**Problem statement:**
Leaving the pictures aside, transcribe every line below exactly.
[begin Input]
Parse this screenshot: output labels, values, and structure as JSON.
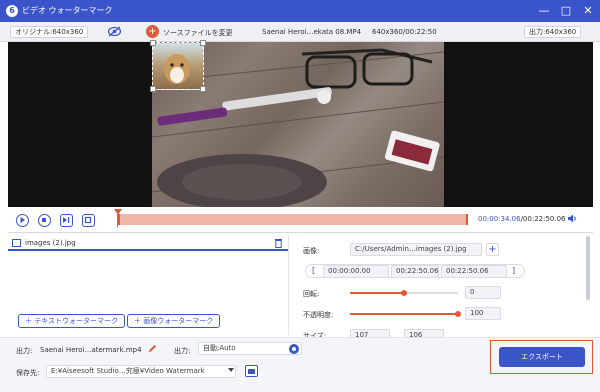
{
  "window": {
    "title": "ビデオ ウォーターマーク",
    "logo_glyph": "6",
    "minimize": "—",
    "maximize": "□",
    "close": "✕"
  },
  "infobar": {
    "original": "オリジナル:640x360",
    "change_source": "ソースファイルを変更",
    "file_info": "Saenai Heroi…ekata 08.MP4",
    "resolution_duration": "640x360/00:22:50",
    "output": "出力:640x360"
  },
  "player": {
    "current_time": "00:00:34.06",
    "total_time": "/00:22:50.06"
  },
  "watermark_list": {
    "items": [
      {
        "label": "images (2).jpg"
      }
    ],
    "add_text_label": "テキストウォーターマーク",
    "add_image_label": "画像ウォーターマーク"
  },
  "settings": {
    "image_label": "画像:",
    "image_path": "C:/Users/Admin…images (2).jpg",
    "start_time": "00:00:00.00",
    "mid_time": "00:22:50.06",
    "end_time": "00:22:50.06",
    "rotation_label": "回転:",
    "rotation_value": "0",
    "rotation_level": 0.5,
    "opacity_label": "不透明度:",
    "opacity_value": "100",
    "opacity_level": 1.0,
    "size_label": "サイズ:",
    "size_w": "107",
    "size_h": "106"
  },
  "bottom": {
    "output_label": "出力:",
    "output_file": "Saenai Heroi…atermark.mp4",
    "output_format_label": "出力:",
    "output_format": "自動;Auto",
    "save_label": "保存先:",
    "save_path": "E:¥Aiseesoft Studio…究極¥Video Watermark",
    "export_label": "エクスポート"
  },
  "colors": {
    "accent": "#3a54c9",
    "highlight": "#e05a3a"
  }
}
[end Input]
**Finished task:**
Parse this screenshot: output labels, values, and structure as JSON.
{
  "window": {
    "title": "ビデオ ウォーターマーク",
    "logo_glyph": "6",
    "minimize": "—",
    "maximize": "□",
    "close": "✕"
  },
  "infobar": {
    "original": "オリジナル:640x360",
    "change_source": "ソースファイルを変更",
    "file_info": "Saenai Heroi…ekata 08.MP4",
    "resolution_duration": "640x360/00:22:50",
    "output": "出力:640x360"
  },
  "player": {
    "current_time": "00:00:34.06",
    "total_time": "/00:22:50.06"
  },
  "watermark_list": {
    "items": [
      {
        "label": "images (2).jpg"
      }
    ],
    "add_text_label": "テキストウォーターマーク",
    "add_image_label": "画像ウォーターマーク"
  },
  "settings": {
    "image_label": "画像:",
    "image_path": "C:/Users/Admin…images (2).jpg",
    "start_time": "00:00:00.00",
    "mid_time": "00:22:50.06",
    "end_time": "00:22:50.06",
    "rotation_label": "回転:",
    "rotation_value": "0",
    "rotation_level": 0.5,
    "opacity_label": "不透明度:",
    "opacity_value": "100",
    "opacity_level": 1.0,
    "size_label": "サイズ:",
    "size_w": "107",
    "size_h": "106"
  },
  "bottom": {
    "output_label": "出力:",
    "output_file": "Saenai Heroi…atermark.mp4",
    "output_format_label": "出力:",
    "output_format": "自動;Auto",
    "save_label": "保存先:",
    "save_path": "E:¥Aiseesoft Studio…究極¥Video Watermark",
    "export_label": "エクスポート"
  },
  "colors": {
    "accent": "#3a54c9",
    "highlight": "#e05a3a"
  }
}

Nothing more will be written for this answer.